======== BRANO DA LEGGERE ========

Il factum superveniens e idoneo a incidere sulla lite

Corte di Cassazione, civile, Ordinanza|23 settembre 2024| n. 25396.

Il factum superveniens e idoneo a incidere sulla lite

Il factum superveniens, in quanto equiparabile allo ius superveniens e idoneo a incidere sull’oggetto della lite, è deducibile nel giudizio di legittimità – con conseguente superamento dei limiti dell’art. 372 c.p.c. circa la prova della documentazione del fatto sopravvenuto – se il contenuto della situazione giuridica controversa ha avuto una definitiva modificazione e se non è richiesto alcun accertamento del fatto medesimo. (Nella specie, la S.C. ha affermato la deducibilità, in sede di legittimità, dell’intervenuta integrazione, ai sensi e per gli effetti di cui all’art. 30, comma 4-bis, del d.P.R. n. 380 del 2001, dell’originario atto di compravendita in data successiva alla sentenza d’appello che lo dichiarava nullo, trattandosi di fatto sopravvenuto risultante da atto pubblico notarile fidefaciente).

========

*CONSEGNA*
Per favore, riscrivi in forma di elenco puntato il paragrafo del brano che comincia con «Il factum superveniens, in quanto equiparabile», conservandone i fatti principali.

======== DATI FORNITI ========

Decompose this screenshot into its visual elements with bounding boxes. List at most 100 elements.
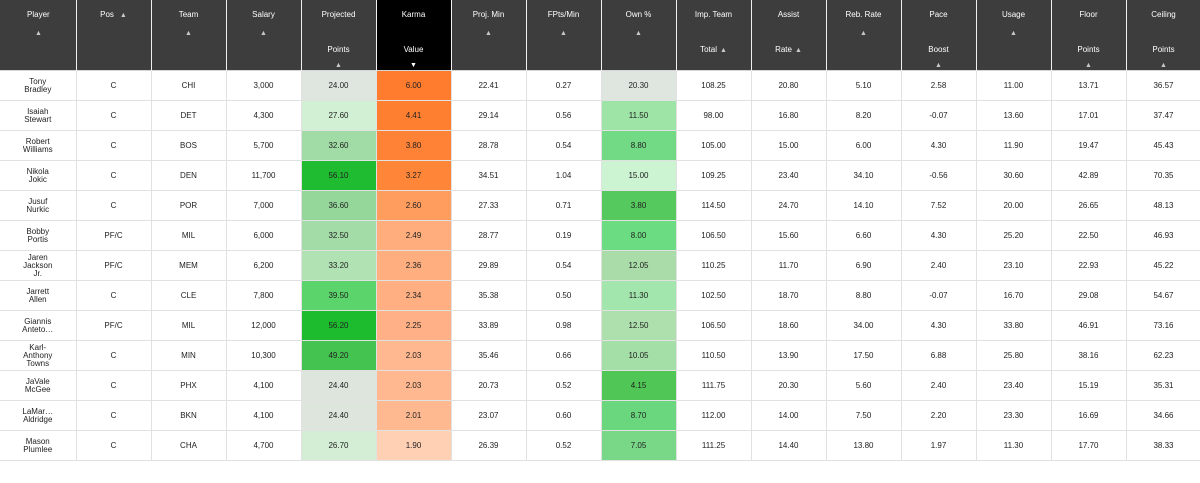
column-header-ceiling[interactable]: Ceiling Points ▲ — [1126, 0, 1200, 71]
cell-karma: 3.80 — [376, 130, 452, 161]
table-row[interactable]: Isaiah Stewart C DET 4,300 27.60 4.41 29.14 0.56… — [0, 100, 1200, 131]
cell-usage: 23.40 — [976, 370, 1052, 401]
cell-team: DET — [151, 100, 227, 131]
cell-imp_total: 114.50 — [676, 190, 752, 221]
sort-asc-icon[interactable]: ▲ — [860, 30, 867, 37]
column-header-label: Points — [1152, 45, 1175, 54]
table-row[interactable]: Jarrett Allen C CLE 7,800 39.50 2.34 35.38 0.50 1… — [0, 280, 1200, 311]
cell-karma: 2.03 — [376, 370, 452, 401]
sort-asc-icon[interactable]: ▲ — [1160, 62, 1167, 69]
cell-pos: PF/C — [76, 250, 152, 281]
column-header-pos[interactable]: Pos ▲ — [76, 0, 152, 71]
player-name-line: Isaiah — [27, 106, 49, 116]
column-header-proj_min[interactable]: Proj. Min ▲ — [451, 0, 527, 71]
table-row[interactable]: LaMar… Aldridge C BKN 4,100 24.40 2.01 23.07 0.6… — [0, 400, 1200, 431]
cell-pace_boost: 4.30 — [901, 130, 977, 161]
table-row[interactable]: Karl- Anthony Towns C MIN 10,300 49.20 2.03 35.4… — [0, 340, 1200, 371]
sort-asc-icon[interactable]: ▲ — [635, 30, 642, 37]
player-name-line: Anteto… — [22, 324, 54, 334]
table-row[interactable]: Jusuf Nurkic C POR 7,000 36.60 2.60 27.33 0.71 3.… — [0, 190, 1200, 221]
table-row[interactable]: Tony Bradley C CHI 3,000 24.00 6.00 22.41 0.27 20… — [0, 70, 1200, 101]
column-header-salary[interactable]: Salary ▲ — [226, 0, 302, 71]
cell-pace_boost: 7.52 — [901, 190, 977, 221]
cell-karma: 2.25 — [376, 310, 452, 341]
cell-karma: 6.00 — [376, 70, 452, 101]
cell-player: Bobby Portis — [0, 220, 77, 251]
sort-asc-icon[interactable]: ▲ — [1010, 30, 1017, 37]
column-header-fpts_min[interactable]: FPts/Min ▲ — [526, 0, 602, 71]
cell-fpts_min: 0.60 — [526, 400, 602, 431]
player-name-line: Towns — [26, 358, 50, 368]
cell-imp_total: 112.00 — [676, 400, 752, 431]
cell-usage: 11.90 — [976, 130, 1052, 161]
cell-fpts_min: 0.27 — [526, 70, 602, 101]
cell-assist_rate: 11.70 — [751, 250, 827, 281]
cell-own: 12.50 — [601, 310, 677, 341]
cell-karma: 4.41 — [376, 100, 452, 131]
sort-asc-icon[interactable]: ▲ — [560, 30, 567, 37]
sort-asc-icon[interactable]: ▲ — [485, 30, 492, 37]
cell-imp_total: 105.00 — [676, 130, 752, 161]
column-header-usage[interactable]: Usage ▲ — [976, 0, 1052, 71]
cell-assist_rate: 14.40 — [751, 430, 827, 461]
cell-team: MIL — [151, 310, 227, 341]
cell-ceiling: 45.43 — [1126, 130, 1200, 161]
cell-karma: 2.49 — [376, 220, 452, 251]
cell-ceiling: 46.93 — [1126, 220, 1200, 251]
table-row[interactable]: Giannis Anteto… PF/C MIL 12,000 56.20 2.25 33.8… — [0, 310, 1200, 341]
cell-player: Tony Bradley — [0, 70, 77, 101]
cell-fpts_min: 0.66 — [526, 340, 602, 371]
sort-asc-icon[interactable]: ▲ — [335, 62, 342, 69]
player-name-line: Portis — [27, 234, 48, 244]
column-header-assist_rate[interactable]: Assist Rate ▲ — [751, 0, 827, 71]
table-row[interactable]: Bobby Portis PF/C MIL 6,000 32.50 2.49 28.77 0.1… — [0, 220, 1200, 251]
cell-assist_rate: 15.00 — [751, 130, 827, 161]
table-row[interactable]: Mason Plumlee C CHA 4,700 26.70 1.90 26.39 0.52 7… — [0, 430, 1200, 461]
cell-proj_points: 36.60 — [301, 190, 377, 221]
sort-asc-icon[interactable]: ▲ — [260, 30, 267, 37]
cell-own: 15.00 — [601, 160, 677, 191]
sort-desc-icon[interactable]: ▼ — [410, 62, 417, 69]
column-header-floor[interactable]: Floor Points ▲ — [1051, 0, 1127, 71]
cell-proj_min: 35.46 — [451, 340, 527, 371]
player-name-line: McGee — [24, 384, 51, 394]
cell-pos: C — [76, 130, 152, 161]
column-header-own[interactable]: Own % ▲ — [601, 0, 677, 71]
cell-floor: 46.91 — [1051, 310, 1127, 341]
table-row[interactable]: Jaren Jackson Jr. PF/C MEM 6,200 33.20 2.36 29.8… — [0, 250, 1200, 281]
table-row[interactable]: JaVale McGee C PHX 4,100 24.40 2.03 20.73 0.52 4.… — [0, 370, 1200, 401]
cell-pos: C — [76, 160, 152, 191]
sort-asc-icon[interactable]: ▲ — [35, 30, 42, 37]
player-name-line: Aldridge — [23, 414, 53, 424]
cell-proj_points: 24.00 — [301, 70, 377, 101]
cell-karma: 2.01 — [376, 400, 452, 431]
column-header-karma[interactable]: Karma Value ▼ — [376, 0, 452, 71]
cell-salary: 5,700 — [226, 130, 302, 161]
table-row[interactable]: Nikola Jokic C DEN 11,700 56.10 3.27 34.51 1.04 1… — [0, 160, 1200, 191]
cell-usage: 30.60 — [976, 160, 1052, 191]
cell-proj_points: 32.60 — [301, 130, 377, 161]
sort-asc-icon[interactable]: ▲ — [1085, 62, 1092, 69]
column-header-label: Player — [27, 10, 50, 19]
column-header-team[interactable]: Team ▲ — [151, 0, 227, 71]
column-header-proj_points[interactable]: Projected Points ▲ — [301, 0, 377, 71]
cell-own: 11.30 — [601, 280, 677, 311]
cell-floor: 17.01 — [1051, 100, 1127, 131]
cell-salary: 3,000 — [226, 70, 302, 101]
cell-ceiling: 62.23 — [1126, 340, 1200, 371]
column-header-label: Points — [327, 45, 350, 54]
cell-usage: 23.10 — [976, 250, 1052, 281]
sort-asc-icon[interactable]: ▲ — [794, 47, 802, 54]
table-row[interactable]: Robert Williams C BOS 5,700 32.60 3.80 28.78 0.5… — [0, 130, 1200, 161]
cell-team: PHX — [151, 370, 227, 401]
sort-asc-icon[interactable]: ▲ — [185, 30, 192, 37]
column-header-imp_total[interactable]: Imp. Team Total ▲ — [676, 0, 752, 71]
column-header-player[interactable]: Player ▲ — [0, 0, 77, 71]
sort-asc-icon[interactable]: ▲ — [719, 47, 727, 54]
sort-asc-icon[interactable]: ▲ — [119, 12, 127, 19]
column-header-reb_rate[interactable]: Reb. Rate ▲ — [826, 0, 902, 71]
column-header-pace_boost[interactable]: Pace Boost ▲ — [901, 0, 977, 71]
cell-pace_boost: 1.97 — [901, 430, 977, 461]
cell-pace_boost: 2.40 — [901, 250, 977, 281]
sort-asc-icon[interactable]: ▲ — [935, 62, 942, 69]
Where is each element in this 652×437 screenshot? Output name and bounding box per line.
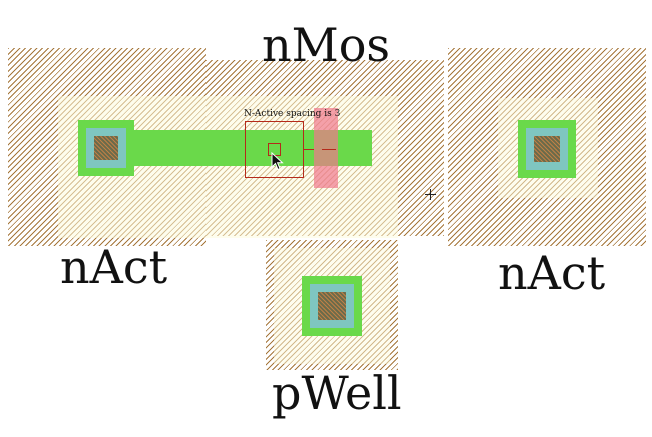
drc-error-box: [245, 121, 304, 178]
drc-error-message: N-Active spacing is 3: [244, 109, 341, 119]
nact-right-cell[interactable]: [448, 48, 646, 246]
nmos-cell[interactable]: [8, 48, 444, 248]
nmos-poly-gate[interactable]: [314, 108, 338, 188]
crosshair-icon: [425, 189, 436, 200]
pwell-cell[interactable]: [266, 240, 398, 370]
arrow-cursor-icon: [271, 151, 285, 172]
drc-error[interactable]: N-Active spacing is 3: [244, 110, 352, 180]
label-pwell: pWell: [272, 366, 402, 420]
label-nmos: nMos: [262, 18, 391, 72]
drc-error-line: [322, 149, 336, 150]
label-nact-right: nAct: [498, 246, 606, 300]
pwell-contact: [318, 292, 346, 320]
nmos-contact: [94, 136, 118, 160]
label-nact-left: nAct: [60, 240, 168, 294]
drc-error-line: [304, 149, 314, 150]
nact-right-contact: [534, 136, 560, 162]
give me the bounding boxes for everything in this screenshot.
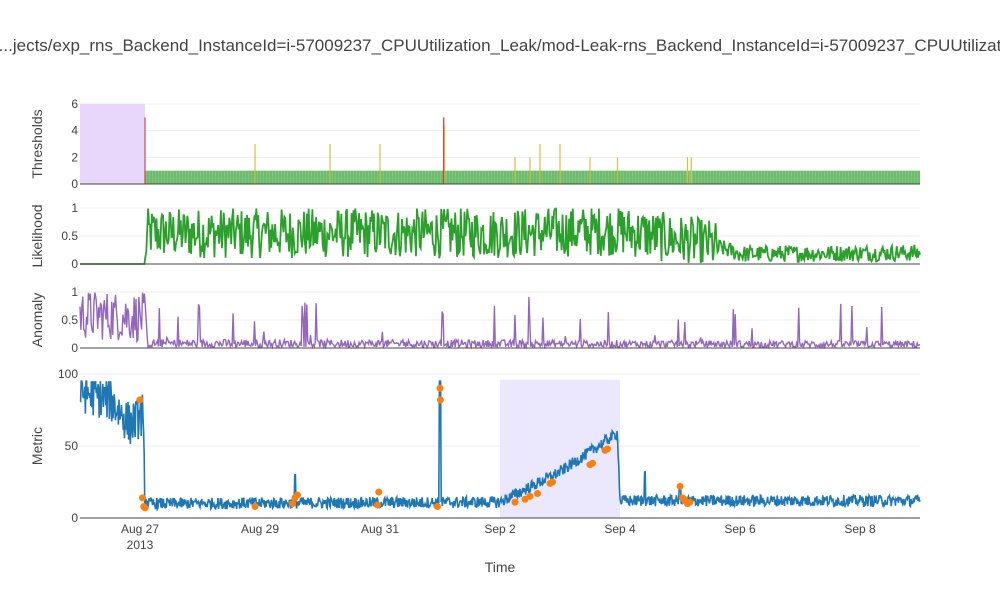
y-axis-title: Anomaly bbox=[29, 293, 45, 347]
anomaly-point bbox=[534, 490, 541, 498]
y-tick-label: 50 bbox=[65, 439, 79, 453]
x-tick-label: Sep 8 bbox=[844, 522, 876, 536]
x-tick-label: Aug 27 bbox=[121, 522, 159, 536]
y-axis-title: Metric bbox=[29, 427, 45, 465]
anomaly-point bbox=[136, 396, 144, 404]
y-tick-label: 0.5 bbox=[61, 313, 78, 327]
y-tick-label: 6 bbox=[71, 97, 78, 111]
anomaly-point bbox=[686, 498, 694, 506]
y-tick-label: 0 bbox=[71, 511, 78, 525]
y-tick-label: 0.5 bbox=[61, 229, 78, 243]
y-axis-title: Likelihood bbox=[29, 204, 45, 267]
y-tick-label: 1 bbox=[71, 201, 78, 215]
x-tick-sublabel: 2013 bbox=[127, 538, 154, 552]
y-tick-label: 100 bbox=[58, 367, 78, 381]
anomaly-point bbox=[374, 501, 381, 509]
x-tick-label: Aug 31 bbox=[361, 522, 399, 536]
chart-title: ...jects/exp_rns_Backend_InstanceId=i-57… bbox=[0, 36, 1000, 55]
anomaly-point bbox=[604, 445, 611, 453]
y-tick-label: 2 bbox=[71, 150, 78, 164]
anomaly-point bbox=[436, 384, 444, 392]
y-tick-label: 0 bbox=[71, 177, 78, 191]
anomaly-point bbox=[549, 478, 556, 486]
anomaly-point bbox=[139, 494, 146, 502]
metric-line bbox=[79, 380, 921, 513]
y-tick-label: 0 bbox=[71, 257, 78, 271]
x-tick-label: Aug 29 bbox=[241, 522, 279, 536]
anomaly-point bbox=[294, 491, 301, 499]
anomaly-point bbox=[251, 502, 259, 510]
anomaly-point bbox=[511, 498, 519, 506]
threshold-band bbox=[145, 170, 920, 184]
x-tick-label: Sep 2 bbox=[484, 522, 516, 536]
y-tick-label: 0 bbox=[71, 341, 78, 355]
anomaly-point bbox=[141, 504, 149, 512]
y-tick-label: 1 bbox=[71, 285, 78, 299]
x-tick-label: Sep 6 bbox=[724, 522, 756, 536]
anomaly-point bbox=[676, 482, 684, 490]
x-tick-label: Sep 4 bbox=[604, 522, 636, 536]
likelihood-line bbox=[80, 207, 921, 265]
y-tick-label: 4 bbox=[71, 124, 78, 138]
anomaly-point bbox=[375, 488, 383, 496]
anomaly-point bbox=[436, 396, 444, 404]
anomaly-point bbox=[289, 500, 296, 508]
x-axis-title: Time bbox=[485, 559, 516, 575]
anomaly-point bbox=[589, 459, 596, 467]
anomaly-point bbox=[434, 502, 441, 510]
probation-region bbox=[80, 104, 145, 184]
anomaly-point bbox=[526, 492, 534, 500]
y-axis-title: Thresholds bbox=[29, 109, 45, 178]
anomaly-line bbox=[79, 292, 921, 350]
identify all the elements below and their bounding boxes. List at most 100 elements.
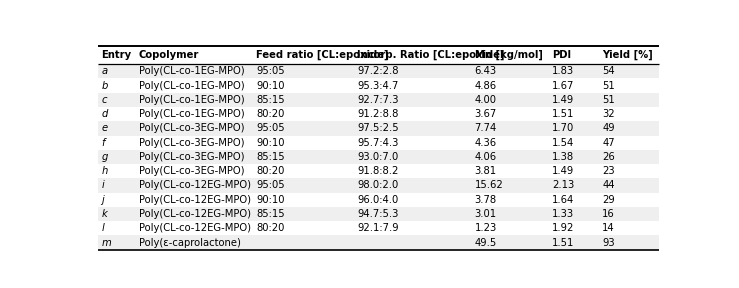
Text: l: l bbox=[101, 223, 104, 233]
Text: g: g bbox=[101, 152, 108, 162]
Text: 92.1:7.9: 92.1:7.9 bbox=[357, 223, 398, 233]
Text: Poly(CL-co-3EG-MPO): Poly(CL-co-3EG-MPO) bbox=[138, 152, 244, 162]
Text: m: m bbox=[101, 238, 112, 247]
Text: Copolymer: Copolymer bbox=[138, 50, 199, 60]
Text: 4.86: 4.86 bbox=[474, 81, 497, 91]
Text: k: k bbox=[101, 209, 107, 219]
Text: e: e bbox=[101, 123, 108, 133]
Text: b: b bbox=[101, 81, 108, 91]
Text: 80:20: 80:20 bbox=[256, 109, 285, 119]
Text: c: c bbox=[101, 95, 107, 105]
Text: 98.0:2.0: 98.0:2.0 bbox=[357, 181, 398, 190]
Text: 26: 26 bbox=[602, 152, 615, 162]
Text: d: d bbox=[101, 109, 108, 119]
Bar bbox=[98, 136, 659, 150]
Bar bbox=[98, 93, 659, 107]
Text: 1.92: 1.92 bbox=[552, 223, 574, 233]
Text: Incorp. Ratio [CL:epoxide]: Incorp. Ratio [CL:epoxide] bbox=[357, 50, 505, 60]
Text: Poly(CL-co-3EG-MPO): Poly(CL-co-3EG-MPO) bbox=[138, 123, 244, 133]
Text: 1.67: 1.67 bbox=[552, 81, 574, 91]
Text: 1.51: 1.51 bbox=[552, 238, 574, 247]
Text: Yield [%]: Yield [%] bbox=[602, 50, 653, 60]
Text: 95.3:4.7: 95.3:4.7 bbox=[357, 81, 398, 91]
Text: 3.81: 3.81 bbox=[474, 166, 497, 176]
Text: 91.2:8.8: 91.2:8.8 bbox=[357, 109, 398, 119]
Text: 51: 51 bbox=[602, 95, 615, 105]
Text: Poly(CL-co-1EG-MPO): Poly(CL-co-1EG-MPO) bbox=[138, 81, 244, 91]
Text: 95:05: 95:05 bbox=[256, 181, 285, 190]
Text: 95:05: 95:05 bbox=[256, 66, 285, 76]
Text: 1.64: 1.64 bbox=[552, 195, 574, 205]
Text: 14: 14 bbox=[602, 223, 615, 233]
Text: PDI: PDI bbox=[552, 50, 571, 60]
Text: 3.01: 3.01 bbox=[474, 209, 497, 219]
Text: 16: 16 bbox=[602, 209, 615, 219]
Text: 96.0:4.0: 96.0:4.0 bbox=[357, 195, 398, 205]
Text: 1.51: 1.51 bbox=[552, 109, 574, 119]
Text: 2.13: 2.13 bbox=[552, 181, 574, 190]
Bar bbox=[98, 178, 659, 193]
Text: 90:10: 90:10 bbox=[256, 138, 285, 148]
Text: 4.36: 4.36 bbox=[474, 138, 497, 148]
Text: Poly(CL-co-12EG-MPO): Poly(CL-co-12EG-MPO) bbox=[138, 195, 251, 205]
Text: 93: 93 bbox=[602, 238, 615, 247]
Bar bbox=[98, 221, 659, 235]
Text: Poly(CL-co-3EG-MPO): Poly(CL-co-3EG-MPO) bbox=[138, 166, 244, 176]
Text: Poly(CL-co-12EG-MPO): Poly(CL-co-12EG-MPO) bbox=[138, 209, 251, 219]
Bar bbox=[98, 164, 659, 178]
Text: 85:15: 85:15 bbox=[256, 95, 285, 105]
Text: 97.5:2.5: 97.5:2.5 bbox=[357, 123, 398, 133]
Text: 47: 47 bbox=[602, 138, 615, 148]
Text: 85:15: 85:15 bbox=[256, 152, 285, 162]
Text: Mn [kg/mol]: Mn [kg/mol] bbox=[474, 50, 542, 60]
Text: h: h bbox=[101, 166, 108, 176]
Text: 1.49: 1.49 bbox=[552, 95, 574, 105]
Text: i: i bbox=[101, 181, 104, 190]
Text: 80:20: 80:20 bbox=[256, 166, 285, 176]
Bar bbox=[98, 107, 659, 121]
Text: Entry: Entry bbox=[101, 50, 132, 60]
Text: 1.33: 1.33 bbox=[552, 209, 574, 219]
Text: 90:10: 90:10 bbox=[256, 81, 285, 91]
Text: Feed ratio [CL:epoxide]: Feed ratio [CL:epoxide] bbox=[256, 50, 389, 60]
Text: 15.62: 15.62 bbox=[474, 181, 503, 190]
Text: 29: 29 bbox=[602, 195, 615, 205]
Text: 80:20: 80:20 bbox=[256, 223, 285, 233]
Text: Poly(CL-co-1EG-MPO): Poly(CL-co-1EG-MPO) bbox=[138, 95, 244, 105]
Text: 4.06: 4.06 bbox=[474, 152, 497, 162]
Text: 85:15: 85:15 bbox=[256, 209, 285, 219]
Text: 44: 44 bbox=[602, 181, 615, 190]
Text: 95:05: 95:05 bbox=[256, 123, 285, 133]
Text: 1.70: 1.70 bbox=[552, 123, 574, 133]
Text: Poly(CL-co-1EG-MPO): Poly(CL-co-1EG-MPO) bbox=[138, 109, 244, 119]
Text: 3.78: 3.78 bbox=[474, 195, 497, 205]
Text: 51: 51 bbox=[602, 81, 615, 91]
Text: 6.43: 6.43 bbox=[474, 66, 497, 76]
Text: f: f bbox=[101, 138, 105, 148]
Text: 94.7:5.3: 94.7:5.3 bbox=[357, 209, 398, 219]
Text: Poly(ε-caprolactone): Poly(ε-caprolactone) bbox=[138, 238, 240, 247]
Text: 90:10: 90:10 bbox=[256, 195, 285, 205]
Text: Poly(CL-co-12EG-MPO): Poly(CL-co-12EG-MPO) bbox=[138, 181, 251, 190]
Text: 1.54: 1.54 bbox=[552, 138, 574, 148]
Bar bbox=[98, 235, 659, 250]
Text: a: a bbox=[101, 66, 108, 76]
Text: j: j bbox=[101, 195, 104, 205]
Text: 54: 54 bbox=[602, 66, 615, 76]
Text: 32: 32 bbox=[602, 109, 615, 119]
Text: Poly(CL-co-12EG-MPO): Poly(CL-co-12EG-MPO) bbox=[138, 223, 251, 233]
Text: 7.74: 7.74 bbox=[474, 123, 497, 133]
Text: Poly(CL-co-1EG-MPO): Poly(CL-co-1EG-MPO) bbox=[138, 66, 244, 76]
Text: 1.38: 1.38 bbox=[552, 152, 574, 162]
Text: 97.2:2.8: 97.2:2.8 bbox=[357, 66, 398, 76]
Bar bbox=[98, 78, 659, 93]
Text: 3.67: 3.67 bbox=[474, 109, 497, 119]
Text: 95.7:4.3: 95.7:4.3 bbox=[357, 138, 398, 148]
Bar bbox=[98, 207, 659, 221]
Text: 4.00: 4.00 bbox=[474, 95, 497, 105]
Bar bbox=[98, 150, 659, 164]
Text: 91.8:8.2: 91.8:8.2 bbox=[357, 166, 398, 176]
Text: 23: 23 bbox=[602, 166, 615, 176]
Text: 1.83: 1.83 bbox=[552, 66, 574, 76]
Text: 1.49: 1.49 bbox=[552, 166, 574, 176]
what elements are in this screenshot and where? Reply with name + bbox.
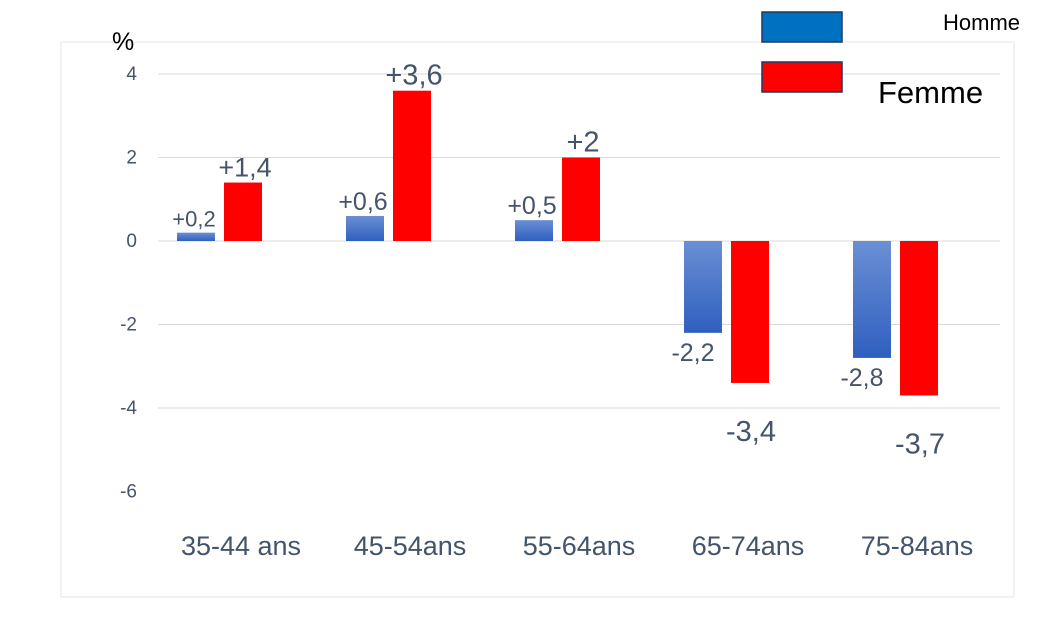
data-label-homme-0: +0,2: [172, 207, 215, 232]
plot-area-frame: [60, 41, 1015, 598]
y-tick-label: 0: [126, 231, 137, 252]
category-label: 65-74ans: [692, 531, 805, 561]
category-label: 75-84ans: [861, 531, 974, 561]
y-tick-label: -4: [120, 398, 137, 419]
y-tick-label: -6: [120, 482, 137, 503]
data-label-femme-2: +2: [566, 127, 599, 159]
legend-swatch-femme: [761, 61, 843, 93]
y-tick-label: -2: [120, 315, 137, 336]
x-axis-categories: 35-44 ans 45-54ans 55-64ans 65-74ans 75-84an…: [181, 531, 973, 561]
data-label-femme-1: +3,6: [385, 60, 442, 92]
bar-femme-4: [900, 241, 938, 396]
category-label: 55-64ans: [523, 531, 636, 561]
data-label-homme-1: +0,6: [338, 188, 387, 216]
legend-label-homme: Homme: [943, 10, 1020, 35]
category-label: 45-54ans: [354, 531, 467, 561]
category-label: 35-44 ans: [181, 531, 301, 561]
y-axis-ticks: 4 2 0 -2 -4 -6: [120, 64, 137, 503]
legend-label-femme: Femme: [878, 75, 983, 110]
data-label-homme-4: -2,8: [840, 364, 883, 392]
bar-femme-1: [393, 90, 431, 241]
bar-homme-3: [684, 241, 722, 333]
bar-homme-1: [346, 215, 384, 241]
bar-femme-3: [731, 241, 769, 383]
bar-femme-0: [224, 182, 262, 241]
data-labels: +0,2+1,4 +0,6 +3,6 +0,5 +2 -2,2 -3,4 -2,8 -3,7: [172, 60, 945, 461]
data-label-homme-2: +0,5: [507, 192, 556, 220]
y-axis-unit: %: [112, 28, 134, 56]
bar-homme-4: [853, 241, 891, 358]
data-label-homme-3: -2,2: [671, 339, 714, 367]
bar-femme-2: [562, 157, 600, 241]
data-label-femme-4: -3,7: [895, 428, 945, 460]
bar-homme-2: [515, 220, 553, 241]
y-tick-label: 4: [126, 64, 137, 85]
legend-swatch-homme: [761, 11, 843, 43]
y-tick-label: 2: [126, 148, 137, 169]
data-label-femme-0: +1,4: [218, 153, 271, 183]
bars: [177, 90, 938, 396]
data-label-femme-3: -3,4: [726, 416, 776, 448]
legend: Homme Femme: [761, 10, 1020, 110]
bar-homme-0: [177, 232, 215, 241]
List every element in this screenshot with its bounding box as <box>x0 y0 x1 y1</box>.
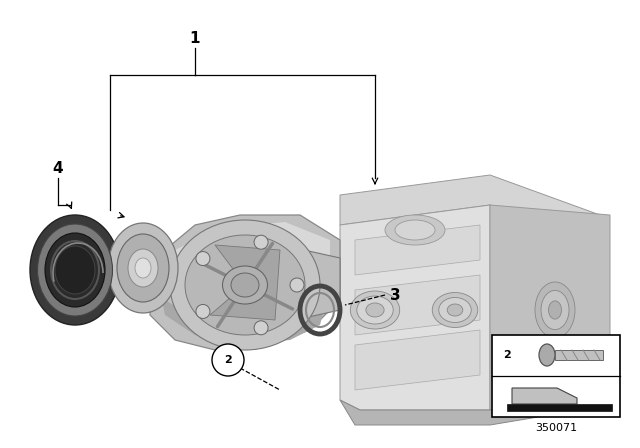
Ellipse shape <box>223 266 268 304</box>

========

*COMPITO SVOLTO*
- Il factum superveniens è equiparabile allo ius superveniens e può incidere sull'oggetto della lite.
- Può essere dedotto nel giudizio di legittimità, superando i limiti dell'art. 372 c.p.c. sulla prova della documentazione del fatto sopravvenuto.
- Perché sia deducibile, la situazione giuridica controversa deve aver subito una modificazione definitiva.
- Inoltre non deve essere richiesto alcun accertamento del fatto.
- Nel caso esaminato, la S.C. ha ammesso in sede di legittimità la deducibilità di un'integrazione dell'originario atto di compravendita, fatta ai sensi dell'art. 30, comma 4-bis, del d.P.R. n. 380 del 2001.
- L'integrazione era intervenuta dopo la sentenza d'appello che dichiarava nullo l'atto.
- Si trattava di un fatto sopravvenuto risultante da atto pubblico notarile fidefaciente.